**Your objective:**
Copy out the listing that follows, exact in every word, and skip the images.

[Data excerpts]
#####

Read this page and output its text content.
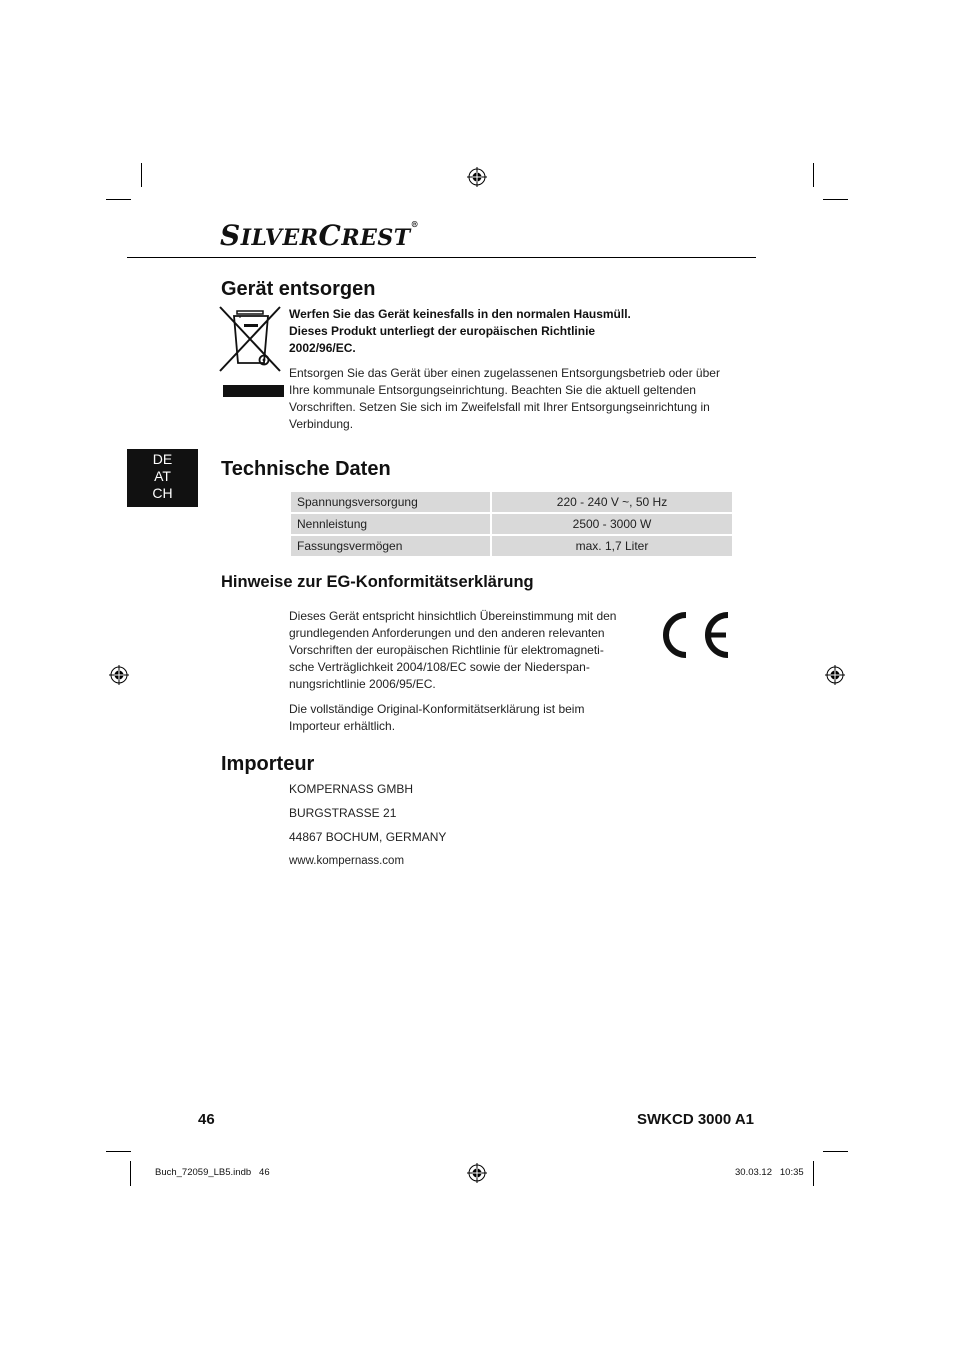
SILVERCREST®
Gerät entsorgen

Werfen Sie das Gerät keinesfalls in den normalen Hausmüll.
Dieses Produkt unterliegt der europäischen Richtlinie
2002/96/EC.

Entsorgen Sie das Gerät über einen zugelassenen Entsorgungsbetrieb oder über
Ihre kommunale Entsorgungseinrichtung. Beachten Sie die aktuell geltenden
Vorschriften. Setzen Sie sich im Zweifelsfall mit Ihrer Entsorgungseinrichtung in
Verbindung.

DE
AT
CH
Technische Daten
Spannungsversorgung	220 - 240 V ~, 50 Hz
Nennleistung	2500 - 3000 W
Fassungsvermögen	max. 1,7 Liter
Hinweise zur EG-Konformitätserklärung

Dieses Gerät entspricht hinsichtlich Übereinstimmung mit den
grundlegenden Anforderungen und den anderen relevanten
Vorschriften der europäischen Richtlinie für elektromagneti-
sche Verträglichkeit 2004/108/EC sowie der Niederspan-
nungsrichtlinie 2006/95/EC.

Die vollständige Original-Konformitätserklärung ist beim
Importeur erhältlich.

Importeur

KOMPERNASS GMBH

BURGSTRASSE 21

44867 BOCHUM, GERMANY

www.kompernass.com

46	SWKCD 3000 A1
Buch_72059_LB5.indb   46	30.03.12   10:35
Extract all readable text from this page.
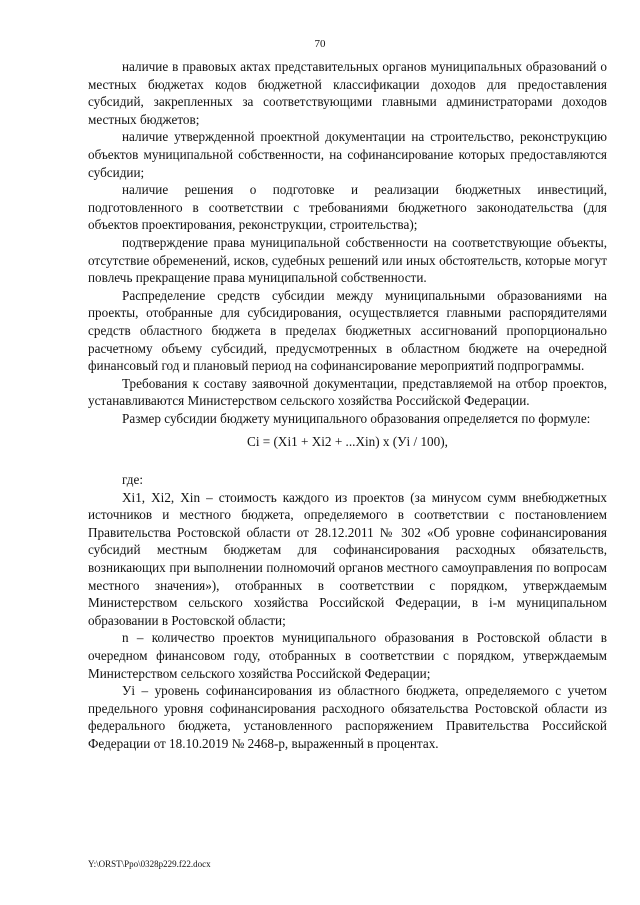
70

наличие в правовых актах представительных органов муниципальных образований о местных бюджетах кодов бюджетной классификации доходов для предоставления субсидий, закрепленных за соответствующими главными администраторами доходов местных бюджетов;

наличие утвержденной проектной документации на строительство, реконструкцию объектов муниципальной собственности, на софинансирование которых предоставляются субсидии;

наличие решения о подготовке и реализации бюджетных инвестиций, подготовленного в соответствии с требованиями бюджетного законодательства (для объектов проектирования, реконструкции, строительства);

подтверждение права муниципальной собственности на соответствующие объекты, отсутствие обременений, исков, судебных решений или иных обстоятельств, которые могут повлечь прекращение права муниципальной собственности.

Распределение средств субсидии между муниципальными образованиями на проекты, отобранные для субсидирования, осуществляется главными распорядителями средств областного бюджета в пределах бюджетных ассигнований пропорционально расчетному объему субсидий, предусмотренных в областном бюджете на очередной финансовый год и плановый период на софинансирование мероприятий подпрограммы.

Требования к составу заявочной документации, представляемой на отбор проектов, устанавливаются Министерством сельского хозяйства Российской Федерации.

Размер субсидии бюджету муниципального образования определяется по формуле:

Ci = (Xi1 + Xi2 + ...Xin) x (Уi / 100),

где:

Xi1, Xi2, Xin – стоимость каждого из проектов (за минусом сумм внебюджетных источников и местного бюджета, определяемого в соответствии с постановлением Правительства Ростовской области от 28.12.2011 № 302 «Об уровне софинансирования субсидий местным бюджетам для софинансирования расходных обязательств, возникающих при выполнении полномочий органов местного самоуправления по вопросам местного значения»), отобранных в соответствии с порядком, утверждаемым Министерством сельского хозяйства Российской Федерации, в i-м муниципальном образовании в Ростовской области;

n – количество проектов муниципального образования в Ростовской области в очередном финансовом году, отобранных в соответствии с порядком, утверждаемым Министерством сельского хозяйства Российской Федерации;

Уi – уровень софинансирования из областного бюджета, определяемого с учетом предельного уровня софинансирования расходного обязательства Ростовской области из федерального бюджета, установленного распоряжением Правительства Российской Федерации от 18.10.2019 № 2468-р, выраженный в процентах.

Y:\ORST\Ppo\0328p229.f22.docx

#####

**Solved exercise:**
Read this page and output its text content.
SILVERCREST®
Gerät entsorgen

Werfen Sie das Gerät keinesfalls in den normalen Hausmüll.
Dieses Produkt unterliegt der europäischen Richtlinie
2002/96/EC.

Entsorgen Sie das Gerät über einen zugelassenen Entsorgungsbetrieb oder über
Ihre kommunale Entsorgungseinrichtung. Beachten Sie die aktuell geltenden
Vorschriften. Setzen Sie sich im Zweifelsfall mit Ihrer Entsorgungseinrichtung in
Verbindung.

DE
AT
CH
Technische Daten
Spannungsversorgung	220 - 240 V ~, 50 Hz
Nennleistung	2500 - 3000 W
Fassungsvermögen	max. 1,7 Liter
Hinweise zur EG-Konformitätserklärung

Dieses Gerät entspricht hinsichtlich Übereinstimmung mit den
grundlegenden Anforderungen und den anderen relevanten
Vorschriften der europäischen Richtlinie für elektromagneti-
sche Verträglichkeit 2004/108/EC sowie der Niederspan-
nungsrichtlinie 2006/95/EC.

Die vollständige Original-Konformitätserklärung ist beim
Importeur erhältlich.

Importeur

KOMPERNASS GMBH

BURGSTRASSE 21

44867 BOCHUM, GERMANY

www.kompernass.com

46	SWKCD 3000 A1
Buch_72059_LB5.indb   46	30.03.12   10:35
Extract all readable text from this page.
70

наличие в правовых актах представительных органов муниципальных образований о местных бюджетах кодов бюджетной классификации доходов для предоставления субсидий, закрепленных за соответствующими главными администраторами доходов местных бюджетов;

наличие утвержденной проектной документации на строительство, реконструкцию объектов муниципальной собственности, на софинансирование которых предоставляются субсидии;

наличие решения о подготовке и реализации бюджетных инвестиций, подготовленного в соответствии с требованиями бюджетного законодательства (для объектов проектирования, реконструкции, строительства);

подтверждение права муниципальной собственности на соответствующие объекты, отсутствие обременений, исков, судебных решений или иных обстоятельств, которые могут повлечь прекращение права муниципальной собственности.

Распределение средств субсидии между муниципальными образованиями на проекты, отобранные для субсидирования, осуществляется главными распорядителями средств областного бюджета в пределах бюджетных ассигнований пропорционально расчетному объему субсидий, предусмотренных в областном бюджете на очередной финансовый год и плановый период на софинансирование мероприятий подпрограммы.

Требования к составу заявочной документации, представляемой на отбор проектов, устанавливаются Министерством сельского хозяйства Российской Федерации.

Размер субсидии бюджету муниципального образования определяется по формуле:

Ci = (Xi1 + Xi2 + ...Xin) x (Уi / 100),

где:

Xi1, Xi2, Xin – стоимость каждого из проектов (за минусом сумм внебюджетных источников и местного бюджета, определяемого в соответствии с постановлением Правительства Ростовской области от 28.12.2011 № 302 «Об уровне софинансирования субсидий местным бюджетам для софинансирования расходных обязательств, возникающих при выполнении полномочий органов местного самоуправления по вопросам местного значения»), отобранных в соответствии с порядком, утверждаемым Министерством сельского хозяйства Российской Федерации, в i-м муниципальном образовании в Ростовской области;

n – количество проектов муниципального образования в Ростовской области в очередном финансовом году, отобранных в соответствии с порядком, утверждаемым Министерством сельского хозяйства Российской Федерации;

Уi – уровень софинансирования из областного бюджета, определяемого с учетом предельного уровня софинансирования расходного обязательства Ростовской области из федерального бюджета, установленного распоряжением Правительства Российской Федерации от 18.10.2019 № 2468-р, выраженный в процентах.

Y:\ORST\Ppo\0328p229.f22.docx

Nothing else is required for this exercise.